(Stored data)
################
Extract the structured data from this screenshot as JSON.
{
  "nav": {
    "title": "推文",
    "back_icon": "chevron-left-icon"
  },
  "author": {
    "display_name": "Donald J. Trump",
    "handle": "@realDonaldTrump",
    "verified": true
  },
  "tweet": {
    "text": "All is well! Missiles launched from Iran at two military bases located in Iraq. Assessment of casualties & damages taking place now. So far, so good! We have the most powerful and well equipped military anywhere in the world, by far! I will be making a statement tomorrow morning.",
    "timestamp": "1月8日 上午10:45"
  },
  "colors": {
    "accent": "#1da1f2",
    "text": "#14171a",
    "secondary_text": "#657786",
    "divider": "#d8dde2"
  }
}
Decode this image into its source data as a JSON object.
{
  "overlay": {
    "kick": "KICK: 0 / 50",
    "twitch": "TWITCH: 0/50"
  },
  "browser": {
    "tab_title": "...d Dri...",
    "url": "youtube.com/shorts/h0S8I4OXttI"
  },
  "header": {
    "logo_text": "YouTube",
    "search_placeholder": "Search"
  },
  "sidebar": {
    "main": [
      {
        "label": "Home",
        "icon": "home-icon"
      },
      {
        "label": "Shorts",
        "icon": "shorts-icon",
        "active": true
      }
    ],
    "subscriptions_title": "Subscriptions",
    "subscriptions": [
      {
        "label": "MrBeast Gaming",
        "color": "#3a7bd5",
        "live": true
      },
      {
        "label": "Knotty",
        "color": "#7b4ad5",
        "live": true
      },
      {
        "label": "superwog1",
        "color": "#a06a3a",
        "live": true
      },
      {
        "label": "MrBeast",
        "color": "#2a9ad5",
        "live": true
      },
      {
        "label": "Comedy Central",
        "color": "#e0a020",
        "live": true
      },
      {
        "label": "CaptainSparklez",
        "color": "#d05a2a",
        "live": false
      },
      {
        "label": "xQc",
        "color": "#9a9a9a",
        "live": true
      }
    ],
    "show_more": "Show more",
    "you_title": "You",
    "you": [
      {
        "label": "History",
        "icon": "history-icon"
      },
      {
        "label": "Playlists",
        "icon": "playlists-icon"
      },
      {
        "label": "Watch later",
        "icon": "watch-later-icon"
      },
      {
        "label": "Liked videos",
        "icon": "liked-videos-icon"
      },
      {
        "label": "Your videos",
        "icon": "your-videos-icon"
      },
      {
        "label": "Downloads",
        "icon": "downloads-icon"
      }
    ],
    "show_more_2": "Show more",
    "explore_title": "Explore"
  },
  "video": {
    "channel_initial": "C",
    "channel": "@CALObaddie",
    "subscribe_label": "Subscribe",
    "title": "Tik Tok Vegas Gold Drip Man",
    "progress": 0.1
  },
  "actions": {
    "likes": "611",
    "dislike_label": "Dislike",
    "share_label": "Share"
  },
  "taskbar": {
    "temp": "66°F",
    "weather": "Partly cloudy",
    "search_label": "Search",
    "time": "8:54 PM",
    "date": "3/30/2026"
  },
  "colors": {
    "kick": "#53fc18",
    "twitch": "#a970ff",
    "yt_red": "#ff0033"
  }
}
################
--- EXERCISE DIRECTIONS ---
Which lines of the data above contain "videos"? Copy each one.

--- TASK RESPONSE ---
        "label": "Liked videos",
        "icon": "liked-videos-icon"
        "label": "Your videos",
        "icon": "your-videos-icon"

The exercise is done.